> **Record excerpts**

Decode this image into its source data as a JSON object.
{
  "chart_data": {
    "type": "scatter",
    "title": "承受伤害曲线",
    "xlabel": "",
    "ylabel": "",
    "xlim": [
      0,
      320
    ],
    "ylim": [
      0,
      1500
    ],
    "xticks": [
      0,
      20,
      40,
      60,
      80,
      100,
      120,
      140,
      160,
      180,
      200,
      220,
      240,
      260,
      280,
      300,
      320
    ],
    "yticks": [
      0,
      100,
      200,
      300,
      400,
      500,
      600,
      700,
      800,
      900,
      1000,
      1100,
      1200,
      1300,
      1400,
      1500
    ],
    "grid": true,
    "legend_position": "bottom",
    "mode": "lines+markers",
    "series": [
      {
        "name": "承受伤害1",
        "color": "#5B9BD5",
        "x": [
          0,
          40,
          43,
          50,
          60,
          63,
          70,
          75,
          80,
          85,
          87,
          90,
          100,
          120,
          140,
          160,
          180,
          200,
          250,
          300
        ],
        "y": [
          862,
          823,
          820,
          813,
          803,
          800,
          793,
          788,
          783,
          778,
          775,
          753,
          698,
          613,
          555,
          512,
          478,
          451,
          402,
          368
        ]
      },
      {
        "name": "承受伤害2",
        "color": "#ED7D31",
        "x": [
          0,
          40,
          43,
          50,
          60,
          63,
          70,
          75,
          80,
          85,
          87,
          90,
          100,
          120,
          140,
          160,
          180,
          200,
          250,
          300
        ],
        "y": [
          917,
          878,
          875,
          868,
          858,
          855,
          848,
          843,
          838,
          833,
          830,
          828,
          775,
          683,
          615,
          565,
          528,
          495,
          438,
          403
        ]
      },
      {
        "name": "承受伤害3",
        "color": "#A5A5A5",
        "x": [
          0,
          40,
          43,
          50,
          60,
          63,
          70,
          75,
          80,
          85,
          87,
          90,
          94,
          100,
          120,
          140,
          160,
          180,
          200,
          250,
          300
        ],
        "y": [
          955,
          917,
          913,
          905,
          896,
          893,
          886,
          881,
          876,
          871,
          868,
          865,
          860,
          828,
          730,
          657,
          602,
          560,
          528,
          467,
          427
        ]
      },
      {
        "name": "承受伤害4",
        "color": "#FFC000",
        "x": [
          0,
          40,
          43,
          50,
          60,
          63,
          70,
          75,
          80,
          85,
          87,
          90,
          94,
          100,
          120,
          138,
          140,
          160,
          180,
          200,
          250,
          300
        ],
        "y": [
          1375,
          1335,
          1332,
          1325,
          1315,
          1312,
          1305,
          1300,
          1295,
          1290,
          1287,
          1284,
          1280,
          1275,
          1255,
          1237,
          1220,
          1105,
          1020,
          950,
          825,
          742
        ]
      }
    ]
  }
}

> **Exercise aim**
Write out the data exactly as it stands.

> **Written solution**
Decode this image into its source data as a JSON object.
{
  "chart_data": {
    "type": "scatter",
    "title": "承受伤害曲线",
    "xlabel": "",
    "ylabel": "",
    "xlim": [
      0,
      320
    ],
    "ylim": [
      0,
      1500
    ],
    "xticks": [
      0,
      20,
      40,
      60,
      80,
      100,
      120,
      140,
      160,
      180,
      200,
      220,
      240,
      260,
      280,
      300,
      320
    ],
    "yticks": [
      0,
      100,
      200,
      300,
      400,
      500,
      600,
      700,
      800,
      900,
      1000,
      1100,
      1200,
      1300,
      1400,
      1500
    ],
    "grid": true,
    "legend_position": "bottom",
    "mode": "lines+markers",
    "series": [
      {
        "name": "承受伤害1",
        "color": "#5B9BD5",
        "x": [
          0,
          40,
          43,
          50,
          60,
          63,
          70,
          75,
          80,
          85,
          87,
          90,
          100,
          120,
          140,
          160,
          180,
          200,
          250,
          300
        ],
        "y": [
          862,
          823,
          820,
          813,
          803,
          800,
          793,
          788,
          783,
          778,
          775,
          753,
          698,
          613,
          555,
          512,
          478,
          451,
          402,
          368
        ]
      },
      {
        "name": "承受伤害2",
        "color": "#ED7D31",
        "x": [
          0,
          40,
          43,
          50,
          60,
          63,
          70,
          75,
          80,
          85,
          87,
          90,
          100,
          120,
          140,
          160,
          180,
          200,
          250,
          300
        ],
        "y": [
          917,
          878,
          875,
          868,
          858,
          855,
          848,
          843,
          838,
          833,
          830,
          828,
          775,
          683,
          615,
          565,
          528,
          495,
          438,
          403
        ]
      },
      {
        "name": "承受伤害3",
        "color": "#A5A5A5",
        "x": [
          0,
          40,
          43,
          50,
          60,
          63,
          70,
          75,
          80,
          85,
          87,
          90,
          94,
          100,
          120,
          140,
          160,
          180,
          200,
          250,
          300
        ],
        "y": [
          955,
          917,
          913,
          905,
          896,
          893,
          886,
          881,
          876,
          871,
          868,
          865,
          860,
          828,
          730,
          657,
          602,
          560,
          528,
          467,
          427
        ]
      },
      {
        "name": "承受伤害4",
        "color": "#FFC000",
        "x": [
          0,
          40,
          43,
          50,
          60,
          63,
          70,
          75,
          80,
          85,
          87,
          90,
          94,
          100,
          120,
          138,
          140,
          160,
          180,
          200,
          250,
          300
        ],
        "y": [
          1375,
          1335,
          1332,
          1325,
          1315,
          1312,
          1305,
          1300,
          1295,
          1290,
          1287,
          1284,
          1280,
          1275,
          1255,
          1237,
          1220,
          1105,
          1020,
          950,
          825,
          742
        ]
      }
    ]
  }
}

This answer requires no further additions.